OBJECTIVE:
All of the records below must be output exactly, with no pictures carried over.

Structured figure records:
* * * * *

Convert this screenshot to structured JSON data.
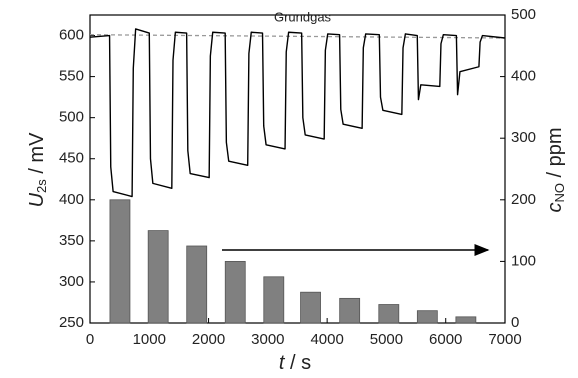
{
  "chart_data": {
    "type": "line",
    "x_label": [
      "t",
      " / s"
    ],
    "y_label": [
      "U",
      "2s",
      " / mV"
    ],
    "y2_label": [
      "c",
      "NO",
      " / ppm"
    ],
    "xlim": [
      0,
      7000
    ],
    "xticks": [
      0,
      1000,
      2000,
      3000,
      4000,
      5000,
      6000,
      7000
    ],
    "ylim": [
      250,
      625
    ],
    "yticks": [
      250,
      300,
      350,
      400,
      450,
      500,
      550,
      600
    ],
    "y2lim": [
      0,
      500
    ],
    "y2ticks": [
      0,
      100,
      200,
      300,
      400,
      500
    ],
    "reference": {
      "name": "Grundgas",
      "color": "#999999",
      "x": [
        0,
        7000
      ],
      "values": [
        601,
        597
      ]
    },
    "series": [
      {
        "type": "line",
        "color": "#000000",
        "x": [
          0,
          330,
          350,
          390,
          710,
          730,
          770,
          1000,
          1020,
          1060,
          1380,
          1400,
          1440,
          1630,
          1650,
          1690,
          2010,
          2030,
          2070,
          2280,
          2300,
          2340,
          2660,
          2680,
          2720,
          2910,
          2930,
          2970,
          3290,
          3310,
          3350,
          3570,
          3590,
          3630,
          3950,
          3970,
          4010,
          4210,
          4230,
          4270,
          4590,
          4610,
          4650,
          4880,
          4900,
          4940,
          5260,
          5280,
          5320,
          5520,
          5540,
          5580,
          5900,
          5920,
          5960,
          6180,
          6200,
          6240,
          6560,
          6580,
          6620,
          7000
        ],
        "values": [
          598,
          600,
          440,
          410,
          404,
          560,
          608,
          603,
          450,
          420,
          414,
          570,
          604,
          603,
          460,
          432,
          427,
          575,
          604,
          603,
          470,
          447,
          442,
          578,
          604,
          603,
          490,
          467,
          462,
          580,
          604,
          603,
          500,
          479,
          474,
          582,
          602,
          601,
          510,
          492,
          487,
          585,
          602,
          601,
          525,
          509,
          504,
          585,
          602,
          600,
          522,
          540,
          538,
          590,
          601,
          600,
          528,
          556,
          562,
          592,
          600,
          597
        ]
      },
      {
        "type": "bar",
        "axis": "y2",
        "color": "#808080",
        "x": [
          505,
          1150,
          1800,
          2450,
          3100,
          3720,
          4380,
          5040,
          5690,
          6340
        ],
        "values": [
          200,
          150,
          125,
          100,
          75,
          50,
          40,
          30,
          20,
          10
        ]
      }
    ]
  }
}
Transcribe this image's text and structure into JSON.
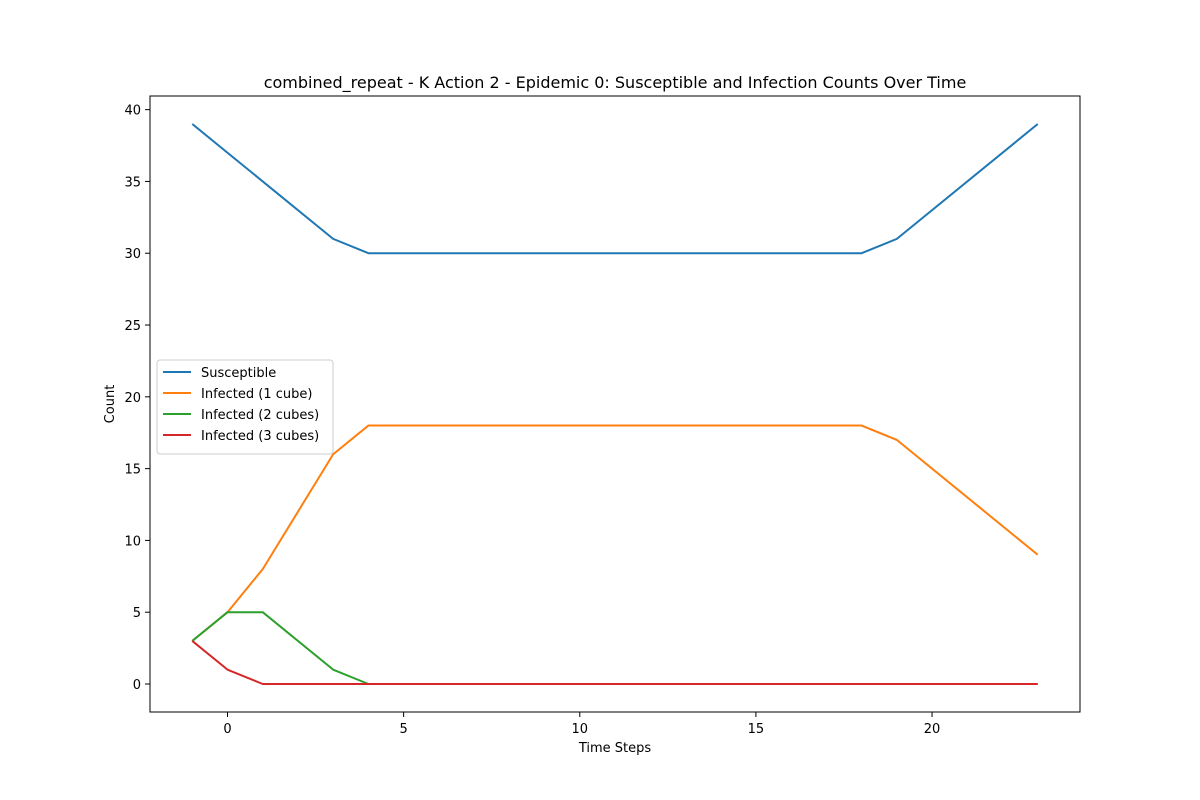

* * * * *

RESPONSE TO THIS EXERCISE:
Convert this screenshot to structured JSON data.
{
  "chart_data": {
    "type": "line",
    "x_label": [
      "t",
      " / s"
    ],
    "y_label": [
      "U",
      "2s",
      " / mV"
    ],
    "y2_label": [
      "c",
      "NO",
      " / ppm"
    ],
    "xlim": [
      0,
      7000
    ],
    "xticks": [
      0,
      1000,
      2000,
      3000,
      4000,
      5000,
      6000,
      7000
    ],
    "ylim": [
      250,
      625
    ],
    "yticks": [
      250,
      300,
      350,
      400,
      450,
      500,
      550,
      600
    ],
    "y2lim": [
      0,
      500
    ],
    "y2ticks": [
      0,
      100,
      200,
      300,
      400,
      500
    ],
    "reference": {
      "name": "Grundgas",
      "color": "#999999",
      "x": [
        0,
        7000
      ],
      "values": [
        601,
        597
      ]
    },
    "series": [
      {
        "type": "line",
        "color": "#000000",
        "x": [
          0,
          330,
          350,
          390,
          710,
          730,
          770,
          1000,
          1020,
          1060,
          1380,
          1400,
          1440,
          1630,
          1650,
          1690,
          2010,
          2030,
          2070,
          2280,
          2300,
          2340,
          2660,
          2680,
          2720,
          2910,
          2930,
          2970,
          3290,
          3310,
          3350,
          3570,
          3590,
          3630,
          3950,
          3970,
          4010,
          4210,
          4230,
          4270,
          4590,
          4610,
          4650,
          4880,
          4900,
          4940,
          5260,
          5280,
          5320,
          5520,
          5540,
          5580,
          5900,
          5920,
          5960,
          6180,
          6200,
          6240,
          6560,
          6580,
          6620,
          7000
        ],
        "values": [
          598,
          600,
          440,
          410,
          404,
          560,
          608,
          603,
          450,
          420,
          414,
          570,
          604,
          603,
          460,
          432,
          427,
          575,
          604,
          603,
          470,
          447,
          442,
          578,
          604,
          603,
          490,
          467,
          462,
          580,
          604,
          603,
          500,
          479,
          474,
          582,
          602,
          601,
          510,
          492,
          487,
          585,
          602,
          601,
          525,
          509,
          504,
          585,
          602,
          600,
          522,
          540,
          538,
          590,
          601,
          600,
          528,
          556,
          562,
          592,
          600,
          597
        ]
      },
      {
        "type": "bar",
        "axis": "y2",
        "color": "#808080",
        "x": [
          505,
          1150,
          1800,
          2450,
          3100,
          3720,
          4380,
          5040,
          5690,
          6340
        ],
        "values": [
          200,
          150,
          125,
          100,
          75,
          50,
          40,
          30,
          20,
          10
        ]
      }
    ]
  }
}
Transcribe this image's text and structure into JSON.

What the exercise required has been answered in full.